§ Exercise requirements
Work out how many lines hold the string "document". The answer is a single number, nothing more.

§ Data to process
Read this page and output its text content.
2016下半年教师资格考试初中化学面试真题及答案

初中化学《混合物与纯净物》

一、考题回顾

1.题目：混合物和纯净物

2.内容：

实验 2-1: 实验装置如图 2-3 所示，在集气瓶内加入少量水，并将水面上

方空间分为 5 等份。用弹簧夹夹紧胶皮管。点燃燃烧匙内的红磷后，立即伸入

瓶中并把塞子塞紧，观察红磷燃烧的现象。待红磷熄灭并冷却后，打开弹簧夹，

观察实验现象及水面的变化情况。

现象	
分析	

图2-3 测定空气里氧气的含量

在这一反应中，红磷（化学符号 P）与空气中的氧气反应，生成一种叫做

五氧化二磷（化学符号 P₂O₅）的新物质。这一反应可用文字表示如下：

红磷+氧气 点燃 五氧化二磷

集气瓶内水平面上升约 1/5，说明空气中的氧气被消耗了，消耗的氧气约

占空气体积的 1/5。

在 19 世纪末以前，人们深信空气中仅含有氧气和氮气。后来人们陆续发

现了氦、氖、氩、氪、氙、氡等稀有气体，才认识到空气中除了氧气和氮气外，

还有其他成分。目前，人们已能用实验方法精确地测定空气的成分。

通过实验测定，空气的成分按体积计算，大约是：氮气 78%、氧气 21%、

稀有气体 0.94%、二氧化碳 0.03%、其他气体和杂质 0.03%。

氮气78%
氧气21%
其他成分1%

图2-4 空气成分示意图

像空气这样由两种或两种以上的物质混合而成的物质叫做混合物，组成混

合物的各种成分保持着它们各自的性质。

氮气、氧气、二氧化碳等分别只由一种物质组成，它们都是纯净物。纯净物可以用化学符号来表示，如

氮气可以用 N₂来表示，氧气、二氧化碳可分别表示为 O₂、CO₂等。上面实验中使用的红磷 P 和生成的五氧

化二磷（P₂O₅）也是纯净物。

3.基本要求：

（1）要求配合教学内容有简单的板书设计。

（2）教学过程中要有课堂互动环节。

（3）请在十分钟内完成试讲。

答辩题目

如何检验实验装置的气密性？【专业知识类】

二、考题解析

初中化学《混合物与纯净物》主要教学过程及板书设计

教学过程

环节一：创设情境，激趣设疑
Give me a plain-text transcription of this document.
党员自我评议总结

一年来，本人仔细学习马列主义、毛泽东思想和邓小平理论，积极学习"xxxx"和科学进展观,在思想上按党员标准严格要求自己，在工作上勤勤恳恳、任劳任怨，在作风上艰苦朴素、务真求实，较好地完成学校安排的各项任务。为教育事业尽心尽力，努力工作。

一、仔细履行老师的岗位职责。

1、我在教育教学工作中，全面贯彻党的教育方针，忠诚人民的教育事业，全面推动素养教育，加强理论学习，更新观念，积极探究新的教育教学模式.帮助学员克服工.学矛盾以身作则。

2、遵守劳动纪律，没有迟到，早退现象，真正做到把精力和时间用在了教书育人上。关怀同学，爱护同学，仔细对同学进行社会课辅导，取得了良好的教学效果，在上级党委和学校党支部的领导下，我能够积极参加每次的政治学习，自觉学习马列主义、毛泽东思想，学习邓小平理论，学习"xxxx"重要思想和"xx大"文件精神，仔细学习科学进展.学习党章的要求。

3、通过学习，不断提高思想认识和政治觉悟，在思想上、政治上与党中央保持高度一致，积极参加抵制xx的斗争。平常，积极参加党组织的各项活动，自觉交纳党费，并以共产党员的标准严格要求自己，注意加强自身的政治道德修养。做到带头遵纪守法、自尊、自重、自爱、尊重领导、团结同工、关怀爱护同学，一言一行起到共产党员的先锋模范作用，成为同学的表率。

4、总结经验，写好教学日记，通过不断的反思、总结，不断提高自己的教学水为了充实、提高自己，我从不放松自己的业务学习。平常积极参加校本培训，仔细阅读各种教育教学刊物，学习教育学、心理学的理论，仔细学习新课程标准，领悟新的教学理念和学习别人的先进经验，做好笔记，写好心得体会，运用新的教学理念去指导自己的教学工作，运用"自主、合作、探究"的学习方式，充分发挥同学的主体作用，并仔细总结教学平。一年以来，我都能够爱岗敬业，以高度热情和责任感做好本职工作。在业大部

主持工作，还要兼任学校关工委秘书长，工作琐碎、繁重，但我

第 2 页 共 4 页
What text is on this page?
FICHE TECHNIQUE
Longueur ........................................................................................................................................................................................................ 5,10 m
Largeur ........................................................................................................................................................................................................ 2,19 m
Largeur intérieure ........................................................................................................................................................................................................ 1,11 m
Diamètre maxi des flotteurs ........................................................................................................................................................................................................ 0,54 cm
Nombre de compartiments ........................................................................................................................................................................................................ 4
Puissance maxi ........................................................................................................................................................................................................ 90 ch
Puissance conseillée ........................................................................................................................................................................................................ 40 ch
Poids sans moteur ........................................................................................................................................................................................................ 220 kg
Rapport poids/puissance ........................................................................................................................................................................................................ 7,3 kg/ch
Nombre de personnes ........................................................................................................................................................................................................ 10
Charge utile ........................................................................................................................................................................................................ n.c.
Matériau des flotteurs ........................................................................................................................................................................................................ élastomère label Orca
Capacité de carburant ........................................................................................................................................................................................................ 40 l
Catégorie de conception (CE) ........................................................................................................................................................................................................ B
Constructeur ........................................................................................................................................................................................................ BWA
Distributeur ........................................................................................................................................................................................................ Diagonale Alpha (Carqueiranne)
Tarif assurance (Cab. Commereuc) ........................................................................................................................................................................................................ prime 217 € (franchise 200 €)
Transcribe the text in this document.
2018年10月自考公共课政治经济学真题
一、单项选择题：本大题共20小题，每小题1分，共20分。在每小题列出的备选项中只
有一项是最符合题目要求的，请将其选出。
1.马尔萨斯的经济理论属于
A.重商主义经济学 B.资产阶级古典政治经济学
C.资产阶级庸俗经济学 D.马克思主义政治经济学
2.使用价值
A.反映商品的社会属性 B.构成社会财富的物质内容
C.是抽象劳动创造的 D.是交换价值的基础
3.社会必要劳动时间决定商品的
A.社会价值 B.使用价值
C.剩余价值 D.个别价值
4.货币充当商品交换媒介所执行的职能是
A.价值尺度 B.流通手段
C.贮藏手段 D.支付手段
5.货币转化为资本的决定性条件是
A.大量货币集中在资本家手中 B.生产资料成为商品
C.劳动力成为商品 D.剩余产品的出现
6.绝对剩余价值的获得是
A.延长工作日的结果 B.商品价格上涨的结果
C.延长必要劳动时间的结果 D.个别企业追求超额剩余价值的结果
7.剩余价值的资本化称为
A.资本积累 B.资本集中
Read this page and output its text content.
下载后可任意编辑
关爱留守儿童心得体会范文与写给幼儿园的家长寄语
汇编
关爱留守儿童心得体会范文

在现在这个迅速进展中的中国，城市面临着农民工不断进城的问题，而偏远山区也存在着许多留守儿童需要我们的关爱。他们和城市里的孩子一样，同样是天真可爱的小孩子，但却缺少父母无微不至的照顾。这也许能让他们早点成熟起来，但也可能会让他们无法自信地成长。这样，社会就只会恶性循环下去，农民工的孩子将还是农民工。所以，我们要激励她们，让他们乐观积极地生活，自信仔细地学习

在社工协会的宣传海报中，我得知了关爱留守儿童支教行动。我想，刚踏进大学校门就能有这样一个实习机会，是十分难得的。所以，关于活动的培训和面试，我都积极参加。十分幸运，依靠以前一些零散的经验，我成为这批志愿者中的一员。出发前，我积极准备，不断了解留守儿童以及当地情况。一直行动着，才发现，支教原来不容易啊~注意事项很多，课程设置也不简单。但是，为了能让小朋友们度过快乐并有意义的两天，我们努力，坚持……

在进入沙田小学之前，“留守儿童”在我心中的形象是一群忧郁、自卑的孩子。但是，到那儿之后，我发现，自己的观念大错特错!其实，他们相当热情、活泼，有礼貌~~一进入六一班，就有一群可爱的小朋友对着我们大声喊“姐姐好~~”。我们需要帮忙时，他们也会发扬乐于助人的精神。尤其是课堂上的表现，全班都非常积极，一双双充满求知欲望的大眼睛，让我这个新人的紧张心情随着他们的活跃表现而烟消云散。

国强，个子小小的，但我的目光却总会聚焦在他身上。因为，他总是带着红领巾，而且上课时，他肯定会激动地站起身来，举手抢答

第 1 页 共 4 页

§ Response for this exercise
2